**Set task:**
Pull out each line of the data that includes the word "screenshot".

=== Recorded data ===

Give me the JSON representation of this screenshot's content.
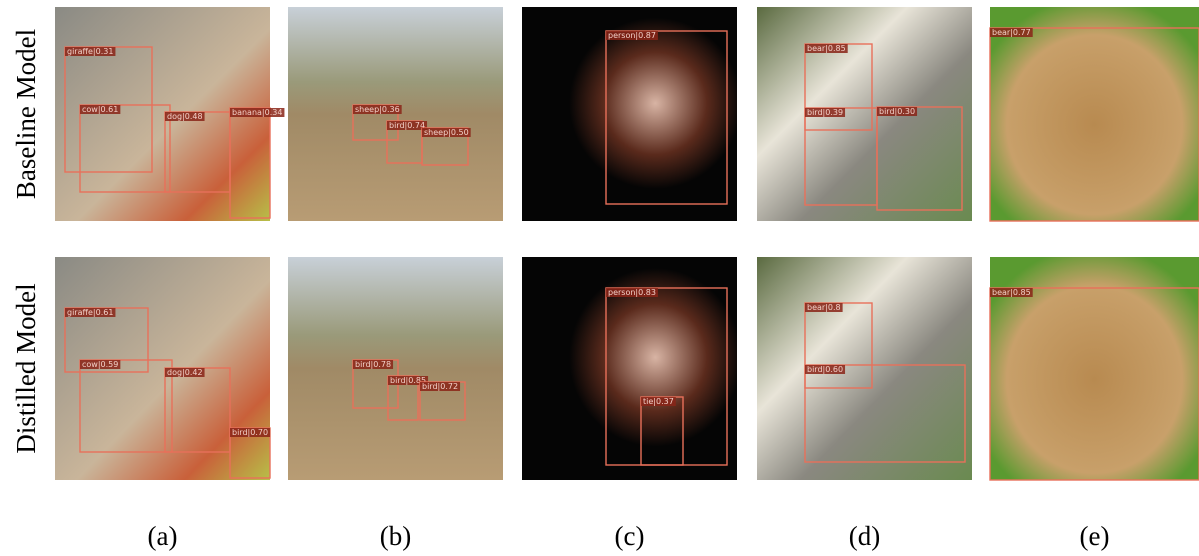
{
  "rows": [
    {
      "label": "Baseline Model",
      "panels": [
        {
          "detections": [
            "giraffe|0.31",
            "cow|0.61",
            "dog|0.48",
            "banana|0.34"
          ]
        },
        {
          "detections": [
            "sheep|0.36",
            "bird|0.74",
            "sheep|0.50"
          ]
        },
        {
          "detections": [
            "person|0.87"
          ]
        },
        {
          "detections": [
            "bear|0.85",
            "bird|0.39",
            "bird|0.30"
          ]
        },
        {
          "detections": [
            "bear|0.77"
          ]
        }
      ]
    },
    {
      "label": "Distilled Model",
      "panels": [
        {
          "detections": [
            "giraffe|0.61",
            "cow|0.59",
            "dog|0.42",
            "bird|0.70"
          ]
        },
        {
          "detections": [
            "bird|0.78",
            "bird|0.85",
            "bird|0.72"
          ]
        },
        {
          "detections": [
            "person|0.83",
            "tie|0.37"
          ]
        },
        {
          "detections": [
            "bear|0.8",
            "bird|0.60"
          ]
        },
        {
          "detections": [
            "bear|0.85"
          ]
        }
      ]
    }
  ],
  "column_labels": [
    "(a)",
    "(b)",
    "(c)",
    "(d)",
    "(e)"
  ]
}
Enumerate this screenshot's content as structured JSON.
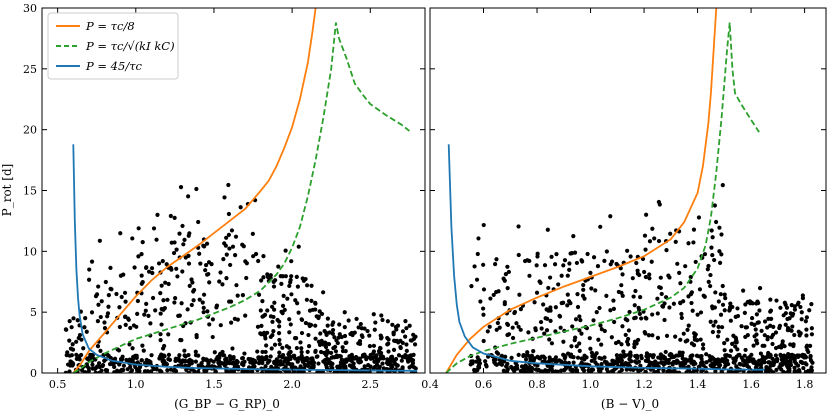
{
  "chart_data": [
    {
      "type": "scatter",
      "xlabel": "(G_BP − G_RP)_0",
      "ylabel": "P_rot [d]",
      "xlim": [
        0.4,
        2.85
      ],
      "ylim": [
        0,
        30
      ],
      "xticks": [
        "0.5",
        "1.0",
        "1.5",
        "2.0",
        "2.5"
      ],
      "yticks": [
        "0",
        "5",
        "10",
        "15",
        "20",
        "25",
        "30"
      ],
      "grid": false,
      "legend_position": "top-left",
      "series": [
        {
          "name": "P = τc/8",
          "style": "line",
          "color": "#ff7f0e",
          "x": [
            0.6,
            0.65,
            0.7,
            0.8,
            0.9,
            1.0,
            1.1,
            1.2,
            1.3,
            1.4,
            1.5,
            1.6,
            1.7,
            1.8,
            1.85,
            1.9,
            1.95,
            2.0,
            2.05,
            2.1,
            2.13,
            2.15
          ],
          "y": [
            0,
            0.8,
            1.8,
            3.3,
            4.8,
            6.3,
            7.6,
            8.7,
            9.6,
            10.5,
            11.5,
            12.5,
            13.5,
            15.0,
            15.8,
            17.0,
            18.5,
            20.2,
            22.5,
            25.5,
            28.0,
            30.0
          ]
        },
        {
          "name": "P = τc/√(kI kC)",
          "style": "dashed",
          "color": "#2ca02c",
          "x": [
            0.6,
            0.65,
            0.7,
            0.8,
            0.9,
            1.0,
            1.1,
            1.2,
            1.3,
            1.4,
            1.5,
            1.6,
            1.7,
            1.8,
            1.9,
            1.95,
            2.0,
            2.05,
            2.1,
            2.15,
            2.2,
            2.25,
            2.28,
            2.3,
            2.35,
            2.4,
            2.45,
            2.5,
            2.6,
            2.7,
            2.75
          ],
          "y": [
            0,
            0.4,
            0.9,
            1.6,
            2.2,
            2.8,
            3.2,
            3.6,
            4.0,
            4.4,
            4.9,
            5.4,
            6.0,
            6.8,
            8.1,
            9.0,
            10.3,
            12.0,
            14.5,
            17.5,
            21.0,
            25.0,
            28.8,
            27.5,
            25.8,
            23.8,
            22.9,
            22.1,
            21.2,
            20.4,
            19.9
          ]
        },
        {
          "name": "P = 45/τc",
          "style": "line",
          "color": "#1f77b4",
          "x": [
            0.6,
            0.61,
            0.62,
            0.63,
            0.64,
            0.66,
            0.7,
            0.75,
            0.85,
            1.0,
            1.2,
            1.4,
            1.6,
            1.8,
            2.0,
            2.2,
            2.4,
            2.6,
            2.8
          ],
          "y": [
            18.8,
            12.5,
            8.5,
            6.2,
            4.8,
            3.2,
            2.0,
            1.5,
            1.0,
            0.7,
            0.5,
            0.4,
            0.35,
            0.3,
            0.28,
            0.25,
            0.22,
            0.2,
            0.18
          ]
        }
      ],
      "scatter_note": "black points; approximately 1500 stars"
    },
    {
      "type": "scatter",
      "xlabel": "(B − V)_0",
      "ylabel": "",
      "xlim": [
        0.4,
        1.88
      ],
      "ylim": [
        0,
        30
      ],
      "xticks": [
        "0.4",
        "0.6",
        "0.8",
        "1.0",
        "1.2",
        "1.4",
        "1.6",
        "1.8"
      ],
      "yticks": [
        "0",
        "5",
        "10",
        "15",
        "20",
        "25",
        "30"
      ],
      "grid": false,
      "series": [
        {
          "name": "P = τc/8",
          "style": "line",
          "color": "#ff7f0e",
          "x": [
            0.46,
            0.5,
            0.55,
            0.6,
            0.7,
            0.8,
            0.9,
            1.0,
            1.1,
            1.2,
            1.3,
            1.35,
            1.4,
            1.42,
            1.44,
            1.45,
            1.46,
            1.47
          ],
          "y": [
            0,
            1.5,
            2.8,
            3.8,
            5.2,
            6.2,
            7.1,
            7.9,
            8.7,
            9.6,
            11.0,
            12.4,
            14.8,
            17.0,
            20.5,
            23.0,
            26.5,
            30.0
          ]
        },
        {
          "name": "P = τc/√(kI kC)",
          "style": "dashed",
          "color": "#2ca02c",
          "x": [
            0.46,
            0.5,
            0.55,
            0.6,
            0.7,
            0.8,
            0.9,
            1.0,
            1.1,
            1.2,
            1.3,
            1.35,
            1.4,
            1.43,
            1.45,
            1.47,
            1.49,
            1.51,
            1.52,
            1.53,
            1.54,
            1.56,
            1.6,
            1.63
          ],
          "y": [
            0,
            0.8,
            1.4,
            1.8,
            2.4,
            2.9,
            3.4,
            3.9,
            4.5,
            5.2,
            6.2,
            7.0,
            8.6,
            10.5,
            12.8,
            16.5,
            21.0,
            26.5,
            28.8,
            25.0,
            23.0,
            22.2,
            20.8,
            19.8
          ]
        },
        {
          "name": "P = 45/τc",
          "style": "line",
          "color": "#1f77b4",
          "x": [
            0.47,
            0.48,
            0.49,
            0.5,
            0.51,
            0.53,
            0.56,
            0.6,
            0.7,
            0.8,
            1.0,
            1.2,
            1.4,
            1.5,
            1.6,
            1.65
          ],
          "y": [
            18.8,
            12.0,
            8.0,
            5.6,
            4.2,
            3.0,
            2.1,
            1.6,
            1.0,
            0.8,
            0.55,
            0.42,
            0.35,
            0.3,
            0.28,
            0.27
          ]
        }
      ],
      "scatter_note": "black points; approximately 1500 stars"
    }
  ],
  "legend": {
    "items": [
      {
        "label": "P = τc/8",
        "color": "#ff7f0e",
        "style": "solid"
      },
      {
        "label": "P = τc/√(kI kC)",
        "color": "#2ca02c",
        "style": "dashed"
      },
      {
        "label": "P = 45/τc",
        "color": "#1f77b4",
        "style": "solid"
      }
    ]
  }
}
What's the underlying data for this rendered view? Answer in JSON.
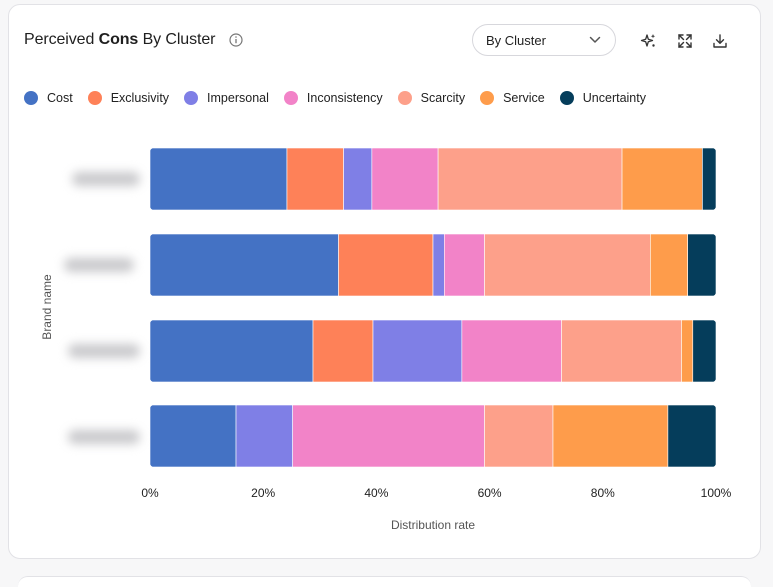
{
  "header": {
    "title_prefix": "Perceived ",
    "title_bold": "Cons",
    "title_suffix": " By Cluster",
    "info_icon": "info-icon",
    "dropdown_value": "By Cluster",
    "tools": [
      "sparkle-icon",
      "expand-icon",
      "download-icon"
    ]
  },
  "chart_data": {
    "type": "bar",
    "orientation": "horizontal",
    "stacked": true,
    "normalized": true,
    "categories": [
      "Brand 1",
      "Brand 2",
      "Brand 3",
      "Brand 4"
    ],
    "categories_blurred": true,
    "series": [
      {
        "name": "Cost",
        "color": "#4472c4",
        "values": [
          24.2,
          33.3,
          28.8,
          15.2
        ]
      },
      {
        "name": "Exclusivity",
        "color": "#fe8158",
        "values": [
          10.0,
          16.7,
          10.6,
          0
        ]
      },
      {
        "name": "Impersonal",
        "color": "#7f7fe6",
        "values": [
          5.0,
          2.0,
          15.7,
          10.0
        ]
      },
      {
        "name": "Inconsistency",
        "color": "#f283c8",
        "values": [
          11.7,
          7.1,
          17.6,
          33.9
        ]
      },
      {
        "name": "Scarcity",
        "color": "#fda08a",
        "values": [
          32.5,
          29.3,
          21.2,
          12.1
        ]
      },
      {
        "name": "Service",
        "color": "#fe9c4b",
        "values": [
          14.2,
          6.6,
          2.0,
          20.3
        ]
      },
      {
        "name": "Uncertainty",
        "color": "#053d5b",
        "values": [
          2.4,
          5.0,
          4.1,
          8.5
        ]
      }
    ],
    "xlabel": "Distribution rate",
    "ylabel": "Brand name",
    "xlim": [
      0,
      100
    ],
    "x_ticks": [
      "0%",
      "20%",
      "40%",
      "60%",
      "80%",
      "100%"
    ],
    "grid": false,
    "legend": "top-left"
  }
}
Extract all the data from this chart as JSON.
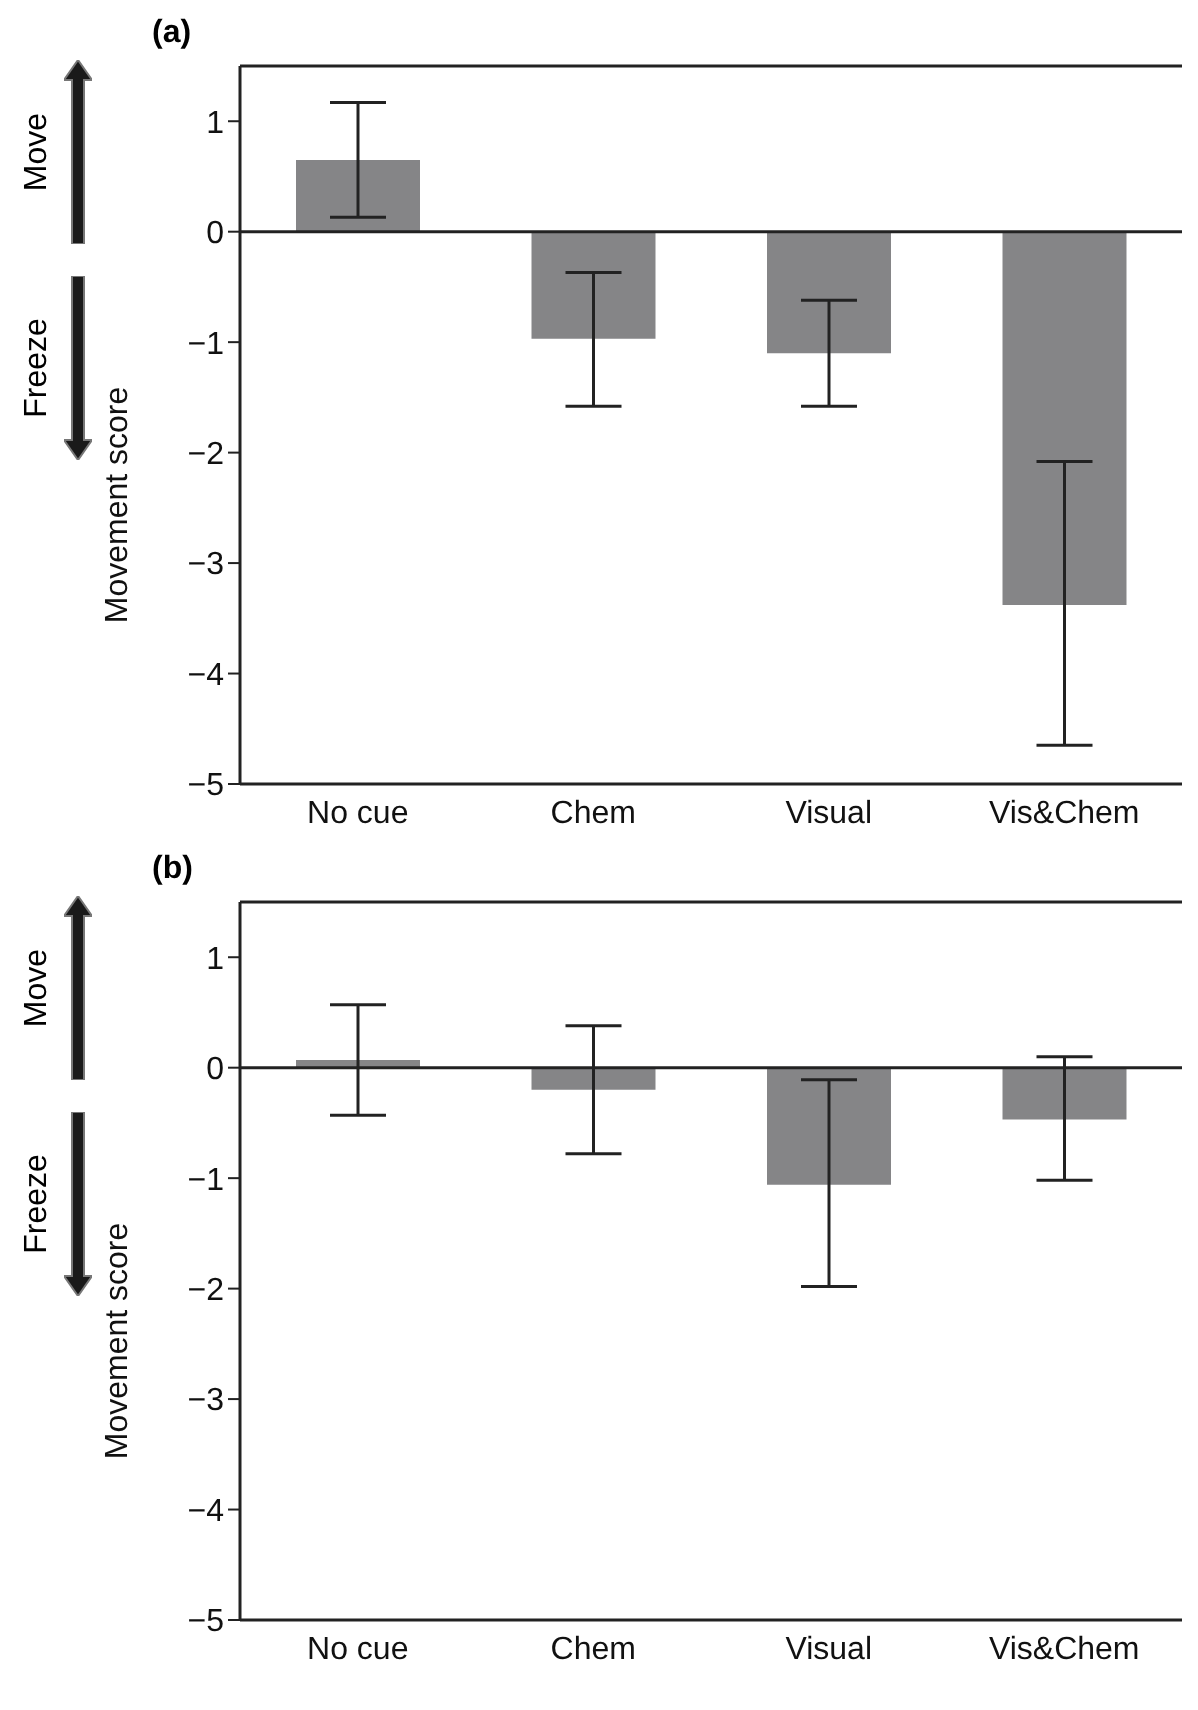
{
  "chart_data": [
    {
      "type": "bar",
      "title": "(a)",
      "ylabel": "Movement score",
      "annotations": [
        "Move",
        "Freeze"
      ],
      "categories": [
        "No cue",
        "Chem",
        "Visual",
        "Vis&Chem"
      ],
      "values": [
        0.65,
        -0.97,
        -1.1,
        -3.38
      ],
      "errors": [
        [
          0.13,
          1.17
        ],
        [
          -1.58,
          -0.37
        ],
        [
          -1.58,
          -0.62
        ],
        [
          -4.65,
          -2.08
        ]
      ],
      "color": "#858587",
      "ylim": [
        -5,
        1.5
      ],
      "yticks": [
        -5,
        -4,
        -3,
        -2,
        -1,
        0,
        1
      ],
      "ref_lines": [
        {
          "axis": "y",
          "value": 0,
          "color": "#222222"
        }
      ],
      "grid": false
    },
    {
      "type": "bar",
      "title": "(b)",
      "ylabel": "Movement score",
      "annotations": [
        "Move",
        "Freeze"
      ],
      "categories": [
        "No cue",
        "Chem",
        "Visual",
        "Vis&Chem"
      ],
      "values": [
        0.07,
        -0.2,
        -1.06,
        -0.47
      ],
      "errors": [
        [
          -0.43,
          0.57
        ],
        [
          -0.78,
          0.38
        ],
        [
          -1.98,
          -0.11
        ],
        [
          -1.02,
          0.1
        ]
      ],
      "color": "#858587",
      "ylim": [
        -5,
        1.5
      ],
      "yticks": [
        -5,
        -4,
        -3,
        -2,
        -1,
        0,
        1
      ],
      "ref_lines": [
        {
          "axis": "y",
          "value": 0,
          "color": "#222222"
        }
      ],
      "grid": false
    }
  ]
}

===

**Expected answer:**
Give me the JSON representation of this screenshot's content.
Enumerate this screenshot's content as structured JSON.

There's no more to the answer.